§ **What this task involves**
Each record below should be repeated precisely as written.

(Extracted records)
++++++++++

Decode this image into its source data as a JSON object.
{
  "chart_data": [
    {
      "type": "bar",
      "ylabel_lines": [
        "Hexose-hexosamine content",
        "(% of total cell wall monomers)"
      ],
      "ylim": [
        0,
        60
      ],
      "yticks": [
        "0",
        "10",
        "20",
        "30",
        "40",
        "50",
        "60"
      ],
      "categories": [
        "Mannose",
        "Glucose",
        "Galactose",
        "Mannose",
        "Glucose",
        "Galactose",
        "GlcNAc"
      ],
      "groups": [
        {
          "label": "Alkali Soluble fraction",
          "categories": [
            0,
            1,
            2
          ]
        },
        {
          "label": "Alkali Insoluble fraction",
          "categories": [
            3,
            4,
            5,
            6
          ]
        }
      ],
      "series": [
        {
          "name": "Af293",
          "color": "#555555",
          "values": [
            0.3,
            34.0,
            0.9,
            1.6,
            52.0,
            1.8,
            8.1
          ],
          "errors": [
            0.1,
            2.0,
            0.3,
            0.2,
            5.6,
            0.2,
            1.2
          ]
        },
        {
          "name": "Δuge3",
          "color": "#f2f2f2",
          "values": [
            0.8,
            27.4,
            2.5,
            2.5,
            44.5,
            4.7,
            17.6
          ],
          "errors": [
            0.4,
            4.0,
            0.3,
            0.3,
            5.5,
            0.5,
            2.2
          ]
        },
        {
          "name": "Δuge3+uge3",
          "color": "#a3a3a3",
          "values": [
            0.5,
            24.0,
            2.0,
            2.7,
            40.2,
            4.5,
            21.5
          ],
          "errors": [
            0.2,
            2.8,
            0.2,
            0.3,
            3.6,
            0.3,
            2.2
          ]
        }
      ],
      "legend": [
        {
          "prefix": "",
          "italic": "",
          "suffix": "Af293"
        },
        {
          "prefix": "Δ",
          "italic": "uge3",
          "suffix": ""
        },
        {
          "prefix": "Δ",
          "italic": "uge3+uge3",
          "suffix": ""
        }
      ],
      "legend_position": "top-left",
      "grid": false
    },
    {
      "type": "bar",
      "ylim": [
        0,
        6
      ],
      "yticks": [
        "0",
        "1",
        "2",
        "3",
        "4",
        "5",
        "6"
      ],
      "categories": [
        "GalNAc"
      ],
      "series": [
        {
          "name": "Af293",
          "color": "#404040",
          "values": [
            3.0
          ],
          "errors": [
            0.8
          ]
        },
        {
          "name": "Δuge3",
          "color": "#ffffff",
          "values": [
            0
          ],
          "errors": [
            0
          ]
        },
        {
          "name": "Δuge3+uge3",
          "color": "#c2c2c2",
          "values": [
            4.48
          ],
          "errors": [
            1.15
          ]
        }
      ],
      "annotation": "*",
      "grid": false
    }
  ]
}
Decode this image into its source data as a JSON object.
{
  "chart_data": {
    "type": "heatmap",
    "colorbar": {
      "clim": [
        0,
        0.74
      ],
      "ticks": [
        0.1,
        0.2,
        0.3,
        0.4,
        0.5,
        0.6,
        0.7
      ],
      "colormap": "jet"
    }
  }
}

++++++++++

§ **Output below**
Decode this image into its source data as a JSON object.
{
  "chart_data": [
    {
      "type": "bar",
      "ylabel_lines": [
        "Hexose-hexosamine content",
        "(% of total cell wall monomers)"
      ],
      "ylim": [
        0,
        60
      ],
      "yticks": [
        "0",
        "10",
        "20",
        "30",
        "40",
        "50",
        "60"
      ],
      "categories": [
        "Mannose",
        "Glucose",
        "Galactose",
        "Mannose",
        "Glucose",
        "Galactose",
        "GlcNAc"
      ],
      "groups": [
        {
          "label": "Alkali Soluble fraction",
          "categories": [
            0,
            1,
            2
          ]
        },
        {
          "label": "Alkali Insoluble fraction",
          "categories": [
            3,
            4,
            5,
            6
          ]
        }
      ],
      "series": [
        {
          "name": "Af293",
          "color": "#555555",
          "values": [
            0.3,
            34.0,
            0.9,
            1.6,
            52.0,
            1.8,
            8.1
          ],
          "errors": [
            0.1,
            2.0,
            0.3,
            0.2,
            5.6,
            0.2,
            1.2
          ]
        },
        {
          "name": "Δuge3",
          "color": "#f2f2f2",
          "values": [
            0.8,
            27.4,
            2.5,
            2.5,
            44.5,
            4.7,
            17.6
          ],
          "errors": [
            0.4,
            4.0,
            0.3,
            0.3,
            5.5,
            0.5,
            2.2
          ]
        },
        {
          "name": "Δuge3+uge3",
          "color": "#a3a3a3",
          "values": [
            0.5,
            24.0,
            2.0,
            2.7,
            40.2,
            4.5,
            21.5
          ],
          "errors": [
            0.2,
            2.8,
            0.2,
            0.3,
            3.6,
            0.3,
            2.2
          ]
        }
      ],
      "legend": [
        {
          "prefix": "",
          "italic": "",
          "suffix": "Af293"
        },
        {
          "prefix": "Δ",
          "italic": "uge3",
          "suffix": ""
        },
        {
          "prefix": "Δ",
          "italic": "uge3+uge3",
          "suffix": ""
        }
      ],
      "legend_position": "top-left",
      "grid": false
    },
    {
      "type": "bar",
      "ylim": [
        0,
        6
      ],
      "yticks": [
        "0",
        "1",
        "2",
        "3",
        "4",
        "5",
        "6"
      ],
      "categories": [
        "GalNAc"
      ],
      "series": [
        {
          "name": "Af293",
          "color": "#404040",
          "values": [
            3.0
          ],
          "errors": [
            0.8
          ]
        },
        {
          "name": "Δuge3",
          "color": "#ffffff",
          "values": [
            0
          ],
          "errors": [
            0
          ]
        },
        {
          "name": "Δuge3+uge3",
          "color": "#c2c2c2",
          "values": [
            4.48
          ],
          "errors": [
            1.15
          ]
        }
      ],
      "annotation": "*",
      "grid": false
    }
  ]
}
Decode this image into its source data as a JSON object.
{
  "chart_data": {
    "type": "heatmap",
    "colorbar": {
      "clim": [
        0,
        0.74
      ],
      "ticks": [
        0.1,
        0.2,
        0.3,
        0.4,
        0.5,
        0.6,
        0.7
      ],
      "colormap": "jet"
    }
  }
}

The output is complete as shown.